Please write the listing below out again exactly, leaving every picture behind.
-- begin DATA RECORDS --
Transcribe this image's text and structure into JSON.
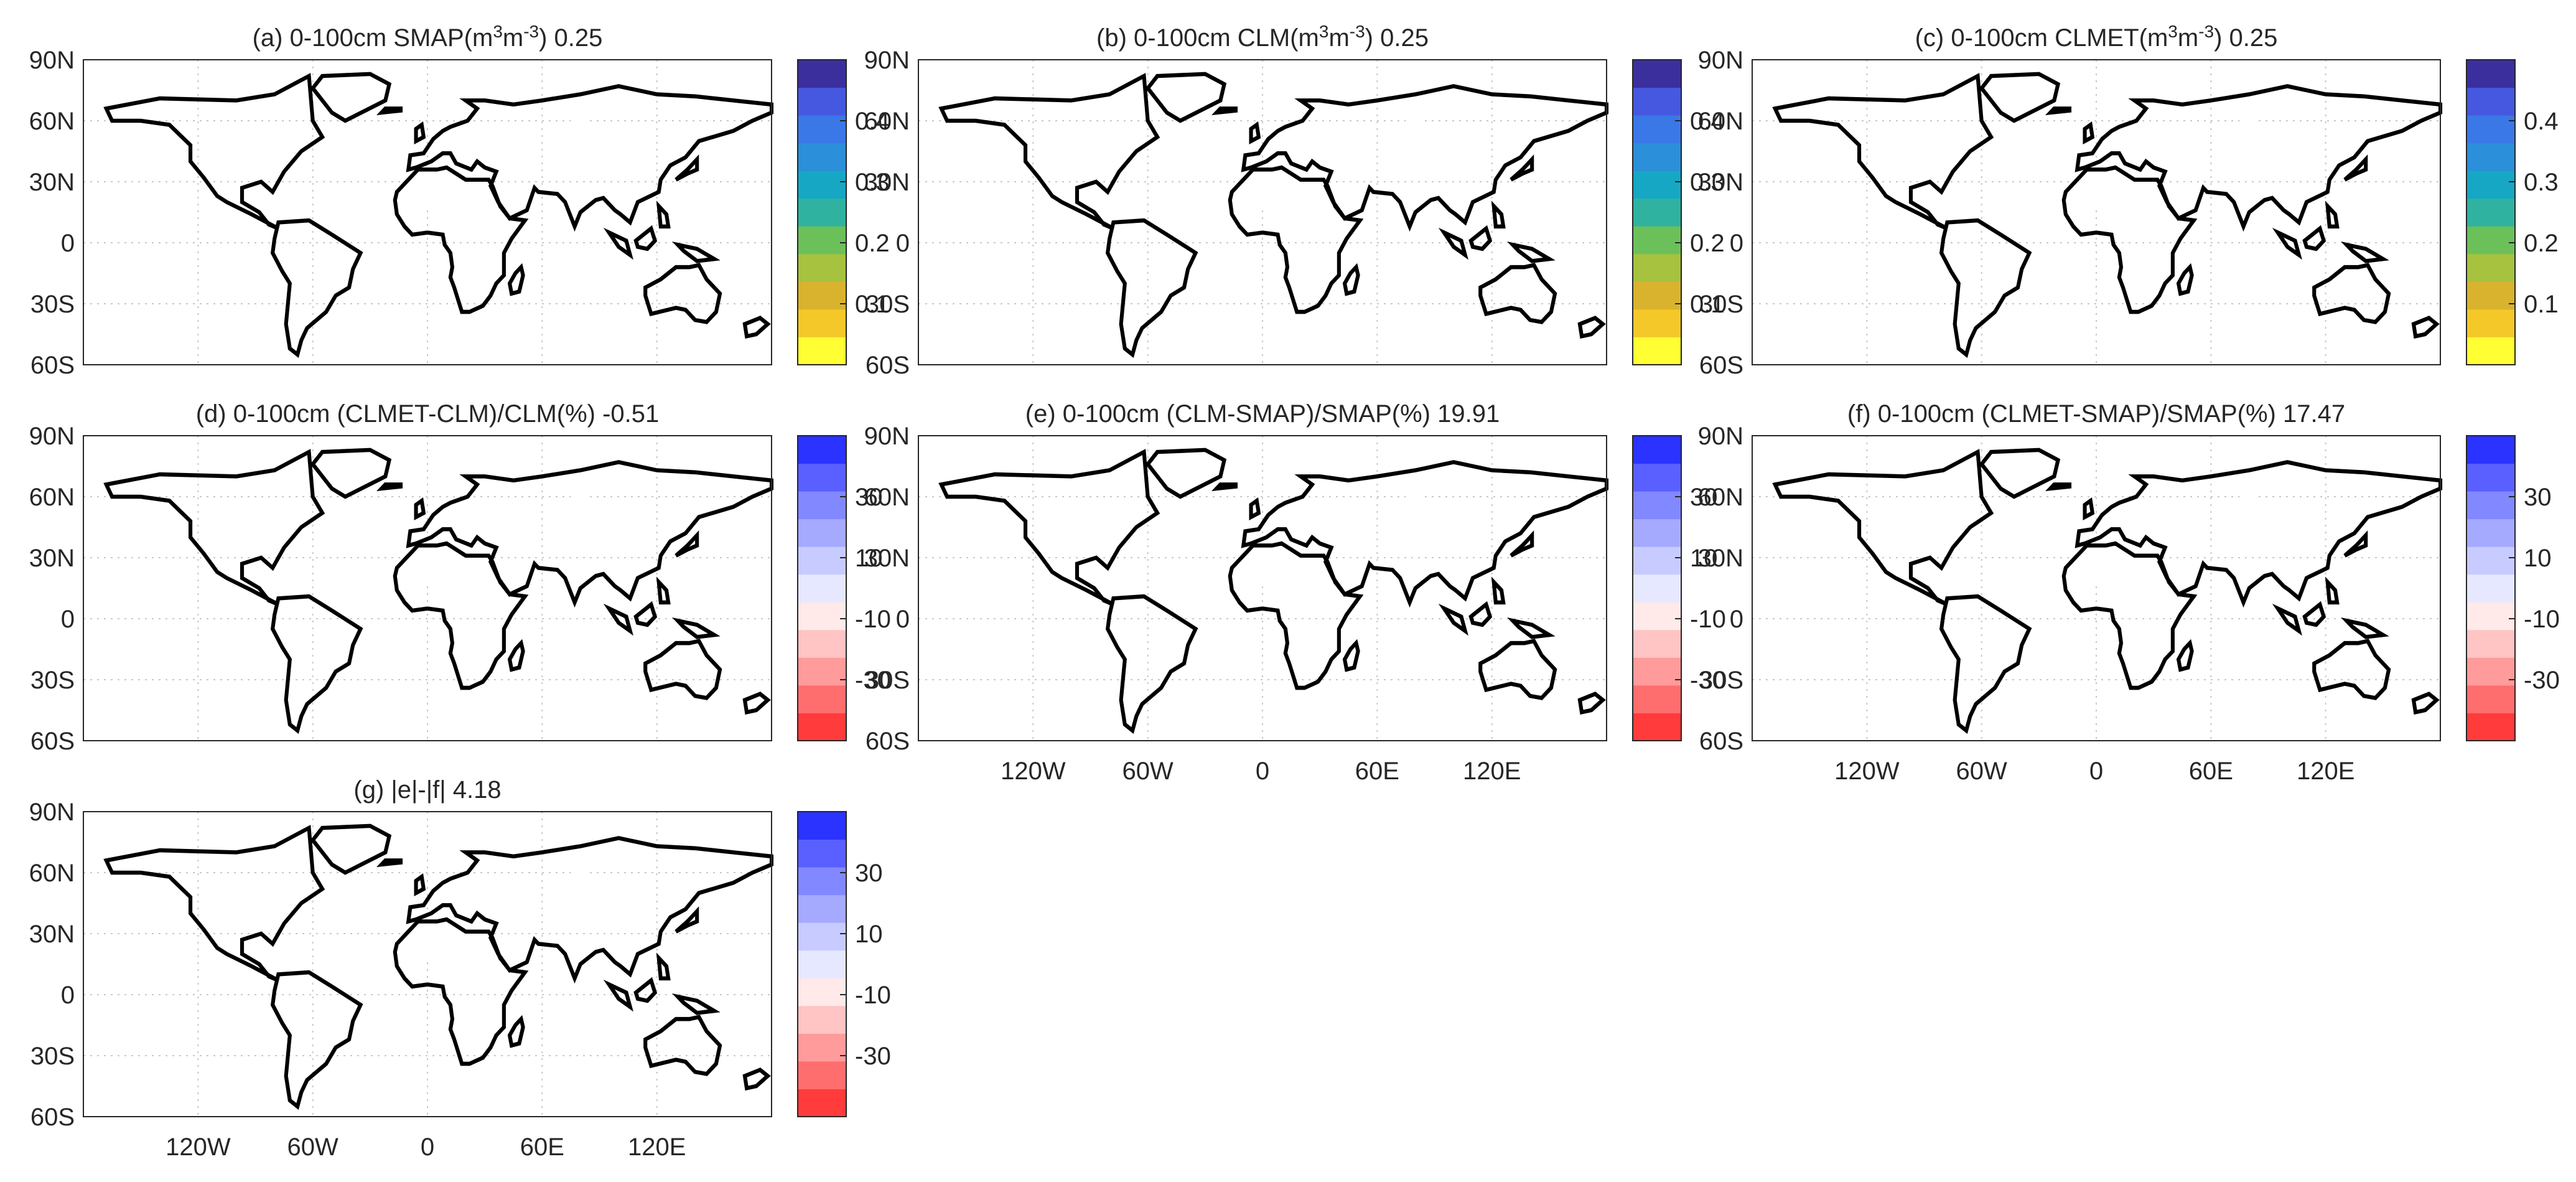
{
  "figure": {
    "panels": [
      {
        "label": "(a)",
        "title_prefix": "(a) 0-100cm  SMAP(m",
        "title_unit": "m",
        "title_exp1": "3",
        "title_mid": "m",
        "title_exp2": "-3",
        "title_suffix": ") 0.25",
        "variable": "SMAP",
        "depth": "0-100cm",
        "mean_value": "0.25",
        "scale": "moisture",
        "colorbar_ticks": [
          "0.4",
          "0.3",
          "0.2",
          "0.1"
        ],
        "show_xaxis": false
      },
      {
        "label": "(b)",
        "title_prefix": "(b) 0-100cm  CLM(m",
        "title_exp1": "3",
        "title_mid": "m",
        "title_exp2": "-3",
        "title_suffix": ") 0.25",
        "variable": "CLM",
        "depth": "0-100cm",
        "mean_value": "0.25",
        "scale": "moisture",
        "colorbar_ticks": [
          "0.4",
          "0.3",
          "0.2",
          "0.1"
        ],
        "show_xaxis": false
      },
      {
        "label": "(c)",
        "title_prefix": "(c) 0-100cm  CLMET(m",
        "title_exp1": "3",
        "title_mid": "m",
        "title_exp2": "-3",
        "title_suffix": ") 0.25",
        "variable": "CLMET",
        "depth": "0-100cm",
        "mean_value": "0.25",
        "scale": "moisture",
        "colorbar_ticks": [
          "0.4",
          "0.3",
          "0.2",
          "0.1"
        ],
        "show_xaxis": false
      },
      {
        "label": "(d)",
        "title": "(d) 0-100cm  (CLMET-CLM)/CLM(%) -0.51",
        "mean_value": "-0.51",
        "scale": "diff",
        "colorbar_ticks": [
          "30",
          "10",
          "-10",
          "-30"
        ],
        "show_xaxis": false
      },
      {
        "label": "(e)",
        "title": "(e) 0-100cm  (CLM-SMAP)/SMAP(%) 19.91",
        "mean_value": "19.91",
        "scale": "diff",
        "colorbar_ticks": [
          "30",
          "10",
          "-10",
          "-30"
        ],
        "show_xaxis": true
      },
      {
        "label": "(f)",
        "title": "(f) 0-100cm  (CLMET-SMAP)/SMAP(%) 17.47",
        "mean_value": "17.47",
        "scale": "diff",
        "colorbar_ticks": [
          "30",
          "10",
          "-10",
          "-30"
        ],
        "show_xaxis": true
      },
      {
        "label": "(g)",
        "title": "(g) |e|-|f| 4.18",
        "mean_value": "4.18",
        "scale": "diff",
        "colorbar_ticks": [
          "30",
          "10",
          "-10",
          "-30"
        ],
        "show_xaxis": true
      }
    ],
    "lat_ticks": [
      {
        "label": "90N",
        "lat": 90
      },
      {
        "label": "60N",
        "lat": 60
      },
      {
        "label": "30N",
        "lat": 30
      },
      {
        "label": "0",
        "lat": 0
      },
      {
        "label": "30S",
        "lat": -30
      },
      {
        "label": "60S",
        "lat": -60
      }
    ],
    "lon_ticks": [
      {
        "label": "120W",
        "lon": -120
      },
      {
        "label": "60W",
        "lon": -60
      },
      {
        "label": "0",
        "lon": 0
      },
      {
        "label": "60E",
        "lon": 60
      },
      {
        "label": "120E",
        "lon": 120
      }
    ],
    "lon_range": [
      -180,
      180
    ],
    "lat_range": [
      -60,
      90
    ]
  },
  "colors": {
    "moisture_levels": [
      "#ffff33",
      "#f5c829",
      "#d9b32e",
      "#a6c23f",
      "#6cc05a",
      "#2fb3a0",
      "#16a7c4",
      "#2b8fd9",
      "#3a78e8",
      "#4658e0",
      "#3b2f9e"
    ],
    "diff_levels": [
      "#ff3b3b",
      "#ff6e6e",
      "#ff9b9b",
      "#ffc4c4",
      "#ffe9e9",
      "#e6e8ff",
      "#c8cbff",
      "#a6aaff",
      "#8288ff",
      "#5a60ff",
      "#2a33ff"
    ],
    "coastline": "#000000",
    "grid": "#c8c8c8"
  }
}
-- end DATA RECORDS --
> **COMPLETE OUTPUT**
Transcribe this image's text and structure into JSON.
{
  "figure": {
    "panels": [
      {
        "label": "(a)",
        "title_prefix": "(a) 0-100cm  SMAP(m",
        "title_unit": "m",
        "title_exp1": "3",
        "title_mid": "m",
        "title_exp2": "-3",
        "title_suffix": ") 0.25",
        "variable": "SMAP",
        "depth": "0-100cm",
        "mean_value": "0.25",
        "scale": "moisture",
        "colorbar_ticks": [
          "0.4",
          "0.3",
          "0.2",
          "0.1"
        ],
        "show_xaxis": false
      },
      {
        "label": "(b)",
        "title_prefix": "(b) 0-100cm  CLM(m",
        "title_exp1": "3",
        "title_mid": "m",
        "title_exp2": "-3",
        "title_suffix": ") 0.25",
        "variable": "CLM",
        "depth": "0-100cm",
        "mean_value": "0.25",
        "scale": "moisture",
        "colorbar_ticks": [
          "0.4",
          "0.3",
          "0.2",
          "0.1"
        ],
        "show_xaxis": false
      },
      {
        "label": "(c)",
        "title_prefix": "(c) 0-100cm  CLMET(m",
        "title_exp1": "3",
        "title_mid": "m",
        "title_exp2": "-3",
        "title_suffix": ") 0.25",
        "variable": "CLMET",
        "depth": "0-100cm",
        "mean_value": "0.25",
        "scale": "moisture",
        "colorbar_ticks": [
          "0.4",
          "0.3",
          "0.2",
          "0.1"
        ],
        "show_xaxis": false
      },
      {
        "label": "(d)",
        "title": "(d) 0-100cm  (CLMET-CLM)/CLM(%) -0.51",
        "mean_value": "-0.51",
        "scale": "diff",
        "colorbar_ticks": [
          "30",
          "10",
          "-10",
          "-30"
        ],
        "show_xaxis": false
      },
      {
        "label": "(e)",
        "title": "(e) 0-100cm  (CLM-SMAP)/SMAP(%) 19.91",
        "mean_value": "19.91",
        "scale": "diff",
        "colorbar_ticks": [
          "30",
          "10",
          "-10",
          "-30"
        ],
        "show_xaxis": true
      },
      {
        "label": "(f)",
        "title": "(f) 0-100cm  (CLMET-SMAP)/SMAP(%) 17.47",
        "mean_value": "17.47",
        "scale": "diff",
        "colorbar_ticks": [
          "30",
          "10",
          "-10",
          "-30"
        ],
        "show_xaxis": true
      },
      {
        "label": "(g)",
        "title": "(g) |e|-|f| 4.18",
        "mean_value": "4.18",
        "scale": "diff",
        "colorbar_ticks": [
          "30",
          "10",
          "-10",
          "-30"
        ],
        "show_xaxis": true
      }
    ],
    "lat_ticks": [
      {
        "label": "90N",
        "lat": 90
      },
      {
        "label": "60N",
        "lat": 60
      },
      {
        "label": "30N",
        "lat": 30
      },
      {
        "label": "0",
        "lat": 0
      },
      {
        "label": "30S",
        "lat": -30
      },
      {
        "label": "60S",
        "lat": -60
      }
    ],
    "lon_ticks": [
      {
        "label": "120W",
        "lon": -120
      },
      {
        "label": "60W",
        "lon": -60
      },
      {
        "label": "0",
        "lon": 0
      },
      {
        "label": "60E",
        "lon": 60
      },
      {
        "label": "120E",
        "lon": 120
      }
    ],
    "lon_range": [
      -180,
      180
    ],
    "lat_range": [
      -60,
      90
    ]
  },
  "colors": {
    "moisture_levels": [
      "#ffff33",
      "#f5c829",
      "#d9b32e",
      "#a6c23f",
      "#6cc05a",
      "#2fb3a0",
      "#16a7c4",
      "#2b8fd9",
      "#3a78e8",
      "#4658e0",
      "#3b2f9e"
    ],
    "diff_levels": [
      "#ff3b3b",
      "#ff6e6e",
      "#ff9b9b",
      "#ffc4c4",
      "#ffe9e9",
      "#e6e8ff",
      "#c8cbff",
      "#a6aaff",
      "#8288ff",
      "#5a60ff",
      "#2a33ff"
    ],
    "coastline": "#000000",
    "grid": "#c8c8c8"
  }
}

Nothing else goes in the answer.